» **The task**
Select each line where the word "Back" appears.

Dataset excerpts
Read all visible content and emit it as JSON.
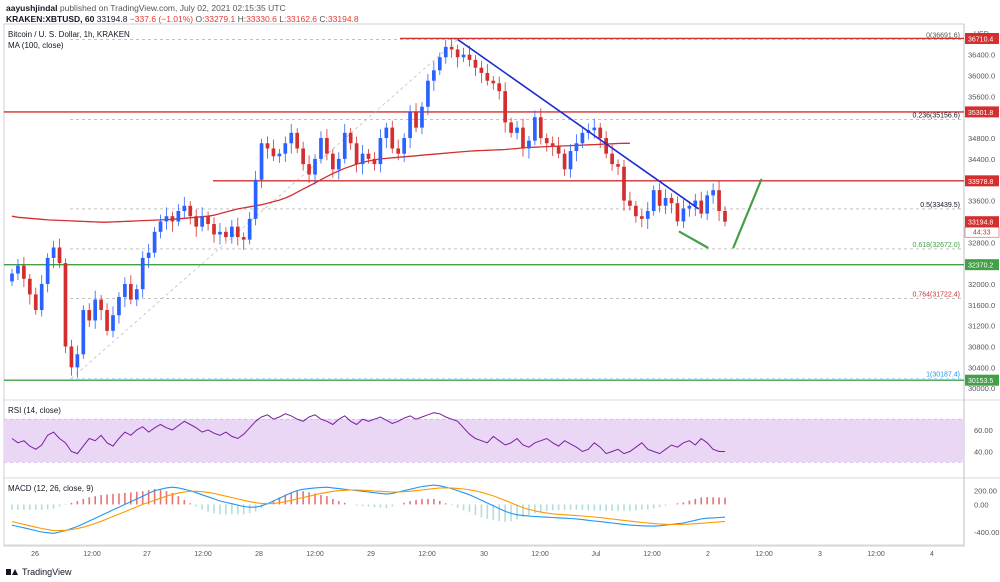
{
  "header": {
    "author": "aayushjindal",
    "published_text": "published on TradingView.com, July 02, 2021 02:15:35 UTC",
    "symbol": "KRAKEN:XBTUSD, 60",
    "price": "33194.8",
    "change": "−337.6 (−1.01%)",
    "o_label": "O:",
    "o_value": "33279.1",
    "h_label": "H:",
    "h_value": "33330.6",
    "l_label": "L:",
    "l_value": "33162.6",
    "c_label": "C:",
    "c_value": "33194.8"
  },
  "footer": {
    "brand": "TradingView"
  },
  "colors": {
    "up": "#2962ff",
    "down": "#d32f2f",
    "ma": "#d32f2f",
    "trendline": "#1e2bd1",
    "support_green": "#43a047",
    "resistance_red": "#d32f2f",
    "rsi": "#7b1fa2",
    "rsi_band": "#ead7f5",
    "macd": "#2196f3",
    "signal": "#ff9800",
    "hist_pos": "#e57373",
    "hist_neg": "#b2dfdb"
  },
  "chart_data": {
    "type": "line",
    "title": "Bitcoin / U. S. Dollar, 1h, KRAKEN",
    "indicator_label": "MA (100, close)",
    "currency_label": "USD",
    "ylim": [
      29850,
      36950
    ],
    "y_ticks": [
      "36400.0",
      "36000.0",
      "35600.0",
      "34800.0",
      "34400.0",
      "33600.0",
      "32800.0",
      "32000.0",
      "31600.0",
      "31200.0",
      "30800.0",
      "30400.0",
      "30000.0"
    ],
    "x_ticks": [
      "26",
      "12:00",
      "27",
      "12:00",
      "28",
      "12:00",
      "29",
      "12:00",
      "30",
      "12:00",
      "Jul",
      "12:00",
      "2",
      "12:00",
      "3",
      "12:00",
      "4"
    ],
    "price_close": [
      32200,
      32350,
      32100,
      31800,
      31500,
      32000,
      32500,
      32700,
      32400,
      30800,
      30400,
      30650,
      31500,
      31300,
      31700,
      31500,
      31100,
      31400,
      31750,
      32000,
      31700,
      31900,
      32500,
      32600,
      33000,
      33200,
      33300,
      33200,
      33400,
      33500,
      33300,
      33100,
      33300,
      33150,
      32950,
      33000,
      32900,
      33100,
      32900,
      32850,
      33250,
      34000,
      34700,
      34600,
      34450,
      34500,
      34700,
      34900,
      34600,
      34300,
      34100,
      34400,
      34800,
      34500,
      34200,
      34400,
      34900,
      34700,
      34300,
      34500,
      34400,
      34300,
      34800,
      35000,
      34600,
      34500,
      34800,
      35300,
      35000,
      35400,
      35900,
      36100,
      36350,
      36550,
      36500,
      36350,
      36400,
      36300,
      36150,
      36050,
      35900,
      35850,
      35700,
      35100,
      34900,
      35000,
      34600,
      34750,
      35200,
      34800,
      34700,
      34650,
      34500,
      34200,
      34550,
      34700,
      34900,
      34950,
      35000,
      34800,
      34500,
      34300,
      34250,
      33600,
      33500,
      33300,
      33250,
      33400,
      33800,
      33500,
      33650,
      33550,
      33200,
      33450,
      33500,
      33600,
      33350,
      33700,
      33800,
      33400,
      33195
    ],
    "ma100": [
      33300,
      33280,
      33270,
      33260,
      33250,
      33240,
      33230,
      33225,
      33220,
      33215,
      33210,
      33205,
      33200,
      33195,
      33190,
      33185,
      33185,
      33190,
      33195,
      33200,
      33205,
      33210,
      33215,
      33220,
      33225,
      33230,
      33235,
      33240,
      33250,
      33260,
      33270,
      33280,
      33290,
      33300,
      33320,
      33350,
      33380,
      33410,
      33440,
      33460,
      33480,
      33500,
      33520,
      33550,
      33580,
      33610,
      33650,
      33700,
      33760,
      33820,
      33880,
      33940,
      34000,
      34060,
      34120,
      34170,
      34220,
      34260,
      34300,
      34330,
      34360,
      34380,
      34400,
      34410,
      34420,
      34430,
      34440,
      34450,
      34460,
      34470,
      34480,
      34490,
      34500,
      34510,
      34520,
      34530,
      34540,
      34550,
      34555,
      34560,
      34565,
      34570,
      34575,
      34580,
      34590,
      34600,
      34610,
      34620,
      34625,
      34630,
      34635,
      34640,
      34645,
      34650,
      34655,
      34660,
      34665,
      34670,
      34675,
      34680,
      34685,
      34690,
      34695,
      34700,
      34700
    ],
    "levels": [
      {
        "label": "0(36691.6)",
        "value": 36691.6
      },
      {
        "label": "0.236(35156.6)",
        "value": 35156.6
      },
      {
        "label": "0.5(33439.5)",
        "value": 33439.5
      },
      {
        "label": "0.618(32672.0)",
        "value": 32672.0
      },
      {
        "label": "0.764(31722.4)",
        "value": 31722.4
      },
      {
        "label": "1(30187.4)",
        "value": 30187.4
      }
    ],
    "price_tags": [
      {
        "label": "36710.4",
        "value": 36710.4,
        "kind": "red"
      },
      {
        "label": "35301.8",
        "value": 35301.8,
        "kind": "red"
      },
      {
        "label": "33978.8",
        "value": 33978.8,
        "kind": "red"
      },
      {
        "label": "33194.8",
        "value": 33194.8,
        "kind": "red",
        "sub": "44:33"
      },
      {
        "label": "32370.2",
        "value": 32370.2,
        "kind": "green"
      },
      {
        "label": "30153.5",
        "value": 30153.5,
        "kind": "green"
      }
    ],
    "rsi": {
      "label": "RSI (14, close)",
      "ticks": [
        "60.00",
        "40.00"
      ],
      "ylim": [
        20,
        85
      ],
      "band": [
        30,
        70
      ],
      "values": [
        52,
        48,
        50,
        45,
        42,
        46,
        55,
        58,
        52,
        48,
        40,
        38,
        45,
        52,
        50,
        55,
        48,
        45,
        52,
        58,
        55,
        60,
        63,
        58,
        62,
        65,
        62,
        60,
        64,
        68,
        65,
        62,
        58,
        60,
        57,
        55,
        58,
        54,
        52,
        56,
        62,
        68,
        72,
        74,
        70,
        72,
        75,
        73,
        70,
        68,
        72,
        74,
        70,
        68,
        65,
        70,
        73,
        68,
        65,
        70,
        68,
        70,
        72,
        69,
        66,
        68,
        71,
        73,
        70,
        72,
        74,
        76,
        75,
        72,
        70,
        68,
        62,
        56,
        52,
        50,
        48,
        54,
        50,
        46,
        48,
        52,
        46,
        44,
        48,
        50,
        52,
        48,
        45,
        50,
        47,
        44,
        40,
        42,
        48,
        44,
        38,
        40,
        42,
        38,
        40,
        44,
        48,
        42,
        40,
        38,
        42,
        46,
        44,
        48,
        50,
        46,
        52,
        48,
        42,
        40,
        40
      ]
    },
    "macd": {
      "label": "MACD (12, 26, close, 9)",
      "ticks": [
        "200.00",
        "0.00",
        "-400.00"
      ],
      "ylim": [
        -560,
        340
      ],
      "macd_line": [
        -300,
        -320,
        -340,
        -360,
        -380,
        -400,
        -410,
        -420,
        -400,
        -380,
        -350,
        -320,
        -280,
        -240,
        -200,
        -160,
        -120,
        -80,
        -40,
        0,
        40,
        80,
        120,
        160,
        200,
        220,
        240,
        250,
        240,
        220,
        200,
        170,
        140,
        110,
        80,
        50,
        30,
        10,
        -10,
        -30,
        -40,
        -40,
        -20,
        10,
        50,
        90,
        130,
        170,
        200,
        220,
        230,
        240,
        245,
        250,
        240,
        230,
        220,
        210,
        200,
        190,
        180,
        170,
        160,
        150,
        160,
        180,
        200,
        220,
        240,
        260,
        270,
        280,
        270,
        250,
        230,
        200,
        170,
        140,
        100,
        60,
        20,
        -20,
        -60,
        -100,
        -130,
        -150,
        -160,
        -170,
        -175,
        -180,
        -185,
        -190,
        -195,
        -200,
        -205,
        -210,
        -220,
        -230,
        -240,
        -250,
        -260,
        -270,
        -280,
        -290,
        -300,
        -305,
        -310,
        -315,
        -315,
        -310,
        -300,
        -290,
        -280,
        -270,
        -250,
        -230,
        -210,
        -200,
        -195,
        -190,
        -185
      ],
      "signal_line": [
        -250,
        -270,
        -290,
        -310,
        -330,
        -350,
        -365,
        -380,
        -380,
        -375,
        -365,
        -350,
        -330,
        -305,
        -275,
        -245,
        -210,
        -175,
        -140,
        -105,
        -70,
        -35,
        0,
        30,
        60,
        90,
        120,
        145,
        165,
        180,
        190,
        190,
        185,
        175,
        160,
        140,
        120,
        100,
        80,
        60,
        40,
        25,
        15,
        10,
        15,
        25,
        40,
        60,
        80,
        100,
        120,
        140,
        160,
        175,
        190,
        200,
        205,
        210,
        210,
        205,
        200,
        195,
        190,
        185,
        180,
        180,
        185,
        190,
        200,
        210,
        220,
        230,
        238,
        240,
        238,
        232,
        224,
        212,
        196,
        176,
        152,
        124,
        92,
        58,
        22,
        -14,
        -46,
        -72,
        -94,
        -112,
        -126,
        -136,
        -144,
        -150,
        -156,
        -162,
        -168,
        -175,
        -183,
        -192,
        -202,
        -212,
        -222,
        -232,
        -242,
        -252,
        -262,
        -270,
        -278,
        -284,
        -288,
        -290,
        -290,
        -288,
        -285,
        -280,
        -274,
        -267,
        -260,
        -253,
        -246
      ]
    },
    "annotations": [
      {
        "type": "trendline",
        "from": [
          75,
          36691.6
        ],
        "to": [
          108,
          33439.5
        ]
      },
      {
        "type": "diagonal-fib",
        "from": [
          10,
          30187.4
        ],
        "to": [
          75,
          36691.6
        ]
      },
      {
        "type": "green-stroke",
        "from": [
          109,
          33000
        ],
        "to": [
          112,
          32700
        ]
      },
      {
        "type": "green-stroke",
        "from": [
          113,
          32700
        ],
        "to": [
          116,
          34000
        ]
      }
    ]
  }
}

* * *

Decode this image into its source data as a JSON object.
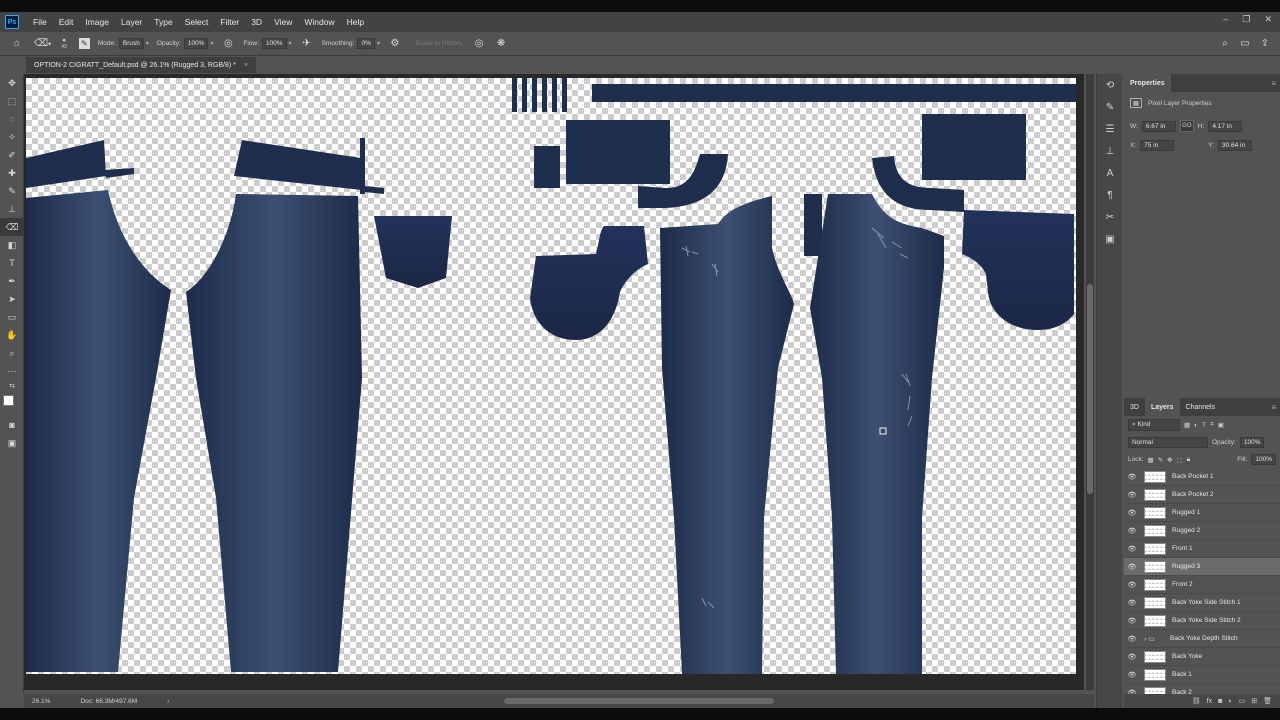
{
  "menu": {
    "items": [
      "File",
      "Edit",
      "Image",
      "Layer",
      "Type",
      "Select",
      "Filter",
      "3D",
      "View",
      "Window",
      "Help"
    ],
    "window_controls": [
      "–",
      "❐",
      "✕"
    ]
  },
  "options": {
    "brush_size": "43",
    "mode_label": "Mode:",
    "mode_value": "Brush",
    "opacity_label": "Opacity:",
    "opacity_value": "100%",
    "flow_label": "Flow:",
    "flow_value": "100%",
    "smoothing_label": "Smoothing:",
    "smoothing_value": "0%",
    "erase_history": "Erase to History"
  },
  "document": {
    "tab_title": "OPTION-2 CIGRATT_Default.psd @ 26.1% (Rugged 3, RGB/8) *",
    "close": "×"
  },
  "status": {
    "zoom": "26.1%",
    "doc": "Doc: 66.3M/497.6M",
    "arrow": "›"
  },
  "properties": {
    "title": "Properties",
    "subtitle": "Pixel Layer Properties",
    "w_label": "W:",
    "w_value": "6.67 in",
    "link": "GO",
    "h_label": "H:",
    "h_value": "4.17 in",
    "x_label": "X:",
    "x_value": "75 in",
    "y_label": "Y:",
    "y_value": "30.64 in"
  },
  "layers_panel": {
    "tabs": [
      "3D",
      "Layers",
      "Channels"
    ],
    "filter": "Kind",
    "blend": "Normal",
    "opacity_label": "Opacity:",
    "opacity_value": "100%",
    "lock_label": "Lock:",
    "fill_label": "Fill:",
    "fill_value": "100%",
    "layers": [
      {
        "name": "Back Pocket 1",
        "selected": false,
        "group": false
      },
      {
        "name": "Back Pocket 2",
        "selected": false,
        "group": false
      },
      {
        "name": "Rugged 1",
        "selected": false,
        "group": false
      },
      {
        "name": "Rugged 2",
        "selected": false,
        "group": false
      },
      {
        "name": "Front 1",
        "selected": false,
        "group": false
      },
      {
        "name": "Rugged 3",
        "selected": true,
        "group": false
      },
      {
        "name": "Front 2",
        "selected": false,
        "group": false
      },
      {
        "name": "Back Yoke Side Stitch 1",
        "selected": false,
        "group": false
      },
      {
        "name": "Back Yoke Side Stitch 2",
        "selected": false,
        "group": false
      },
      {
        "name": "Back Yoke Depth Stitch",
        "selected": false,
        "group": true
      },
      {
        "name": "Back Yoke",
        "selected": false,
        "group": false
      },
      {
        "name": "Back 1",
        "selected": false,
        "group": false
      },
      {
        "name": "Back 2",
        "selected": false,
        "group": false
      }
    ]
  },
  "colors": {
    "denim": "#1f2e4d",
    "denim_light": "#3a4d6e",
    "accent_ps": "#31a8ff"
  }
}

» **Exercise result**
        "name": "Back Pocket 1",
        "name": "Back Pocket 2",
        "name": "Back Yoke Side Stitch 1",
        "name": "Back Yoke Side Stitch 2",
        "name": "Back Yoke Depth Stitch",
        "name": "Back Yoke",
        "name": "Back 1",
        "name": "Back 2",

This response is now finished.